**Goal**
Locate all lines with the word "channel". Copy them.

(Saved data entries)
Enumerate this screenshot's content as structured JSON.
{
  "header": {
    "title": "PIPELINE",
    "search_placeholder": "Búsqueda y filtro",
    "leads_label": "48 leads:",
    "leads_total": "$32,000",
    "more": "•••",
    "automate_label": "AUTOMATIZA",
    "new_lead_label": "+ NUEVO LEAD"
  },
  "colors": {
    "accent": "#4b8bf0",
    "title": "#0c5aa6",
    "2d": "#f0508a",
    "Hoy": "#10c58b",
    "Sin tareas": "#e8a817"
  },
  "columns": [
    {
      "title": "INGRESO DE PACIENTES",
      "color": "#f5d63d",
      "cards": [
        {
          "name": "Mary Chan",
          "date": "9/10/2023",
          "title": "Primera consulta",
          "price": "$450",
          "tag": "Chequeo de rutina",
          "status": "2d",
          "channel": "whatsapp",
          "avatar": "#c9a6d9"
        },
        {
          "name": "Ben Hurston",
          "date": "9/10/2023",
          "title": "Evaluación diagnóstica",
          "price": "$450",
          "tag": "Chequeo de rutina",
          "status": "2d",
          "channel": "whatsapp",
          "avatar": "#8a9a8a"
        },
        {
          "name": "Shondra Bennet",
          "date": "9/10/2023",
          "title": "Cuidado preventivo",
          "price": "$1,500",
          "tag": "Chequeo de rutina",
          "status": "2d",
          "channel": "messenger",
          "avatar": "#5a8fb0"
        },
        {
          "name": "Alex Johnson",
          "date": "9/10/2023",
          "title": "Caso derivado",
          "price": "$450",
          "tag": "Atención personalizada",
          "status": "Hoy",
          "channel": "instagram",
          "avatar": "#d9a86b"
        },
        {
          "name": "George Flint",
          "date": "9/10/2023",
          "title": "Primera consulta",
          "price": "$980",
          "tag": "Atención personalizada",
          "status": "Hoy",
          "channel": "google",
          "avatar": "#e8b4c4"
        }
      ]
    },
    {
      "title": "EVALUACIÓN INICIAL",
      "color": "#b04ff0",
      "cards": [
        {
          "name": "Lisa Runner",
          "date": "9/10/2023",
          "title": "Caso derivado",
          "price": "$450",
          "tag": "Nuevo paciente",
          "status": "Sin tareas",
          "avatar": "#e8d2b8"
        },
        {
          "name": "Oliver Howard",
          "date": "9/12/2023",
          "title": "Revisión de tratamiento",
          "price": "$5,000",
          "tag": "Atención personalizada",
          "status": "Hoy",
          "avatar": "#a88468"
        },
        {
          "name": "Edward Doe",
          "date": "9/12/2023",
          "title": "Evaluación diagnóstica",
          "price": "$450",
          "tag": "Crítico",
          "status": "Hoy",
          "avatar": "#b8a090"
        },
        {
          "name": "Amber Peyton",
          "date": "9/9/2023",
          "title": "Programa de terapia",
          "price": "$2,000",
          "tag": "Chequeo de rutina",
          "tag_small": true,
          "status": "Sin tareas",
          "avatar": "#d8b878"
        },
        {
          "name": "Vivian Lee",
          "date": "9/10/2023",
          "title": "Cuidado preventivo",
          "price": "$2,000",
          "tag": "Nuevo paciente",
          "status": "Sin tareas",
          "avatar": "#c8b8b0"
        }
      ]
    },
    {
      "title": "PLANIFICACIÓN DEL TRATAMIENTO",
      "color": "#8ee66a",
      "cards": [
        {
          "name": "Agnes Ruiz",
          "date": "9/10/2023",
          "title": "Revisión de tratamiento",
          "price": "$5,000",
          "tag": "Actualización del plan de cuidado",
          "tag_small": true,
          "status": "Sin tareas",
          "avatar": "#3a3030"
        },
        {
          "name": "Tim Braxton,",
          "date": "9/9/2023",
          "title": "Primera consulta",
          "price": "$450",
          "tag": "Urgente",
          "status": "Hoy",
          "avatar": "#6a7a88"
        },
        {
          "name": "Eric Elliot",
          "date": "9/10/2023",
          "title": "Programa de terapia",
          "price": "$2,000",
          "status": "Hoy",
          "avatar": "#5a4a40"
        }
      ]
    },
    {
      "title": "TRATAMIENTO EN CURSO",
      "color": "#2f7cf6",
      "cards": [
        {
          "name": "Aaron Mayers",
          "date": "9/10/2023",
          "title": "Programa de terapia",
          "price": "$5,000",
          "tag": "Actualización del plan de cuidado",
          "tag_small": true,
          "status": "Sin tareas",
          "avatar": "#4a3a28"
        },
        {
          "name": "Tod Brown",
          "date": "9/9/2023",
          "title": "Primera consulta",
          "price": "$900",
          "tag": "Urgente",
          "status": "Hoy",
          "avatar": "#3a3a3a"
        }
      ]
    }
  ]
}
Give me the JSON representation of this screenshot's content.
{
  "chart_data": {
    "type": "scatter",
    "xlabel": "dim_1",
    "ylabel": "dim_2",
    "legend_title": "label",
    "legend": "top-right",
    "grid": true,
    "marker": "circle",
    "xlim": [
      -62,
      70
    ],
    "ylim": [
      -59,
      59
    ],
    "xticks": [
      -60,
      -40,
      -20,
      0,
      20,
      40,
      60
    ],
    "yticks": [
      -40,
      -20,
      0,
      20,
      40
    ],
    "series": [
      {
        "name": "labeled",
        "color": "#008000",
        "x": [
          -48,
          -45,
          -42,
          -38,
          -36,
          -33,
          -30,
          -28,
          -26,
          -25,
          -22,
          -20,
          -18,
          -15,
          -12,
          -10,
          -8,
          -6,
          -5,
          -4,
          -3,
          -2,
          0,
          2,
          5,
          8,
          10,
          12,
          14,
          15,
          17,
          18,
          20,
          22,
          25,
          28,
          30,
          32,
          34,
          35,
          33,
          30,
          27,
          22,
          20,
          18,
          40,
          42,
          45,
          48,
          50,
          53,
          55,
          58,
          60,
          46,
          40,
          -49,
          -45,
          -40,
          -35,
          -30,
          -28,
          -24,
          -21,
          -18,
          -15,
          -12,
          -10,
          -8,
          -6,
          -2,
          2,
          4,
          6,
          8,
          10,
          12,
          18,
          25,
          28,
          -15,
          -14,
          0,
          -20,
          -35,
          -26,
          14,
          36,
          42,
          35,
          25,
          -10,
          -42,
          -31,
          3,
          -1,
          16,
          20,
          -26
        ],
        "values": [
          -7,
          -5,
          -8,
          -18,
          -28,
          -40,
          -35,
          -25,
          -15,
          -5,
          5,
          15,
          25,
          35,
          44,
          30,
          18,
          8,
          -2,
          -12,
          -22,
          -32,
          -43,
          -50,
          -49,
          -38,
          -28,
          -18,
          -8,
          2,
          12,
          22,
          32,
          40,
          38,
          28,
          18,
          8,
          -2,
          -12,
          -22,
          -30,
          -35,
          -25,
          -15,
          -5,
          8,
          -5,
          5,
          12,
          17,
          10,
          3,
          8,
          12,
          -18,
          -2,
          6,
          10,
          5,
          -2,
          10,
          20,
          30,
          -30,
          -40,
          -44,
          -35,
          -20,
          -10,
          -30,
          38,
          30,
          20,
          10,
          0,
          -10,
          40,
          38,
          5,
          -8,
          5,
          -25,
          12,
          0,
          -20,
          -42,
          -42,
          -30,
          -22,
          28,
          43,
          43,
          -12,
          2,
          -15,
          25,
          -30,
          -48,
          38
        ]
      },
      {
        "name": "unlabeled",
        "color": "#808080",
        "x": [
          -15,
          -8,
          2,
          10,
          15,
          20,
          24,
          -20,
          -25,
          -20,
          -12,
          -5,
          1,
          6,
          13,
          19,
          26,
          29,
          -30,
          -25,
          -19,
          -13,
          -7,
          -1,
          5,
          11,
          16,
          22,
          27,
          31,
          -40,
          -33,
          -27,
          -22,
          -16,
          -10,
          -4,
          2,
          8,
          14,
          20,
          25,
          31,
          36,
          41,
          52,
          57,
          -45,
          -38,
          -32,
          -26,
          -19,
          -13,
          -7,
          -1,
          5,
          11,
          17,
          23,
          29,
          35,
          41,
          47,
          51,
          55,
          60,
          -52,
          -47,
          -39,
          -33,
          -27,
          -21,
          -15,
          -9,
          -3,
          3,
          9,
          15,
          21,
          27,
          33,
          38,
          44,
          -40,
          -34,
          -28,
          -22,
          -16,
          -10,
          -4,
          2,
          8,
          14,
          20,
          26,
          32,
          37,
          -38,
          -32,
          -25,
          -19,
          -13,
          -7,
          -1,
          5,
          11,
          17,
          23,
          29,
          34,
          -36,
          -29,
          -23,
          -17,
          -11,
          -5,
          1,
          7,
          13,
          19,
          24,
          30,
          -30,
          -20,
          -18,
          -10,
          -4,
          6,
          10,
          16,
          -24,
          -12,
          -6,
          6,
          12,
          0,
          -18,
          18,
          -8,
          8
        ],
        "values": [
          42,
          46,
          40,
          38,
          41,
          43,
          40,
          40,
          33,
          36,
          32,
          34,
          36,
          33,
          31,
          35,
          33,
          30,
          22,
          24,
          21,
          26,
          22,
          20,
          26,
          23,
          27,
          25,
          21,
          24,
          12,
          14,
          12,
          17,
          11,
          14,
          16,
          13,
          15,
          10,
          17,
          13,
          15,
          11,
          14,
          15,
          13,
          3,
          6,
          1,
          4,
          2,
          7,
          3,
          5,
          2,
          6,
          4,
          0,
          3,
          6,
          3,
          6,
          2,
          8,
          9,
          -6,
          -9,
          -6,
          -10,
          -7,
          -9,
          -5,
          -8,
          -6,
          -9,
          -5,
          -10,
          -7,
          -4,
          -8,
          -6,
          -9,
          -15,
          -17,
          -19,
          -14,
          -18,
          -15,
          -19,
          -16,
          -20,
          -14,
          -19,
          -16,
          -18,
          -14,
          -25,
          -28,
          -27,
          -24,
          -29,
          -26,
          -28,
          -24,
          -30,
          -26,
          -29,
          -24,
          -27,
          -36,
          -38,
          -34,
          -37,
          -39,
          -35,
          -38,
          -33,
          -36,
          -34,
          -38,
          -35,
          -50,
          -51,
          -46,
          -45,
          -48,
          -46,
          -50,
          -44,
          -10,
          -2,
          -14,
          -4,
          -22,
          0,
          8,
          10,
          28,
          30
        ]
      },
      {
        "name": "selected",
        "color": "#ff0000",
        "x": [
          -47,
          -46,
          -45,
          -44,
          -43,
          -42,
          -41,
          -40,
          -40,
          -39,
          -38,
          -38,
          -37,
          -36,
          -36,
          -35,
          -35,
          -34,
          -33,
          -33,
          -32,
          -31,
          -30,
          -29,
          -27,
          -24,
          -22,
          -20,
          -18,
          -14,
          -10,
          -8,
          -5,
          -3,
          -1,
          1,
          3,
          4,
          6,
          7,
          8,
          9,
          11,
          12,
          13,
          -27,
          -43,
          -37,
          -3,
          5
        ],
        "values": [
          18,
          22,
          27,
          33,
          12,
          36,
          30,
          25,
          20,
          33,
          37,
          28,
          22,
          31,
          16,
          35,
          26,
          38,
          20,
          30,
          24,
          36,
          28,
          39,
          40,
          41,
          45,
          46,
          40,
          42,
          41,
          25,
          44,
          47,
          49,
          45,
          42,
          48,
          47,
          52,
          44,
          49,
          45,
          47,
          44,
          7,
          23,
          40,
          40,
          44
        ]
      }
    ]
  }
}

**The response**
          "channel": "whatsapp",
          "channel": "whatsapp",
          "channel": "messenger",
          "channel": "instagram",
          "channel": "google",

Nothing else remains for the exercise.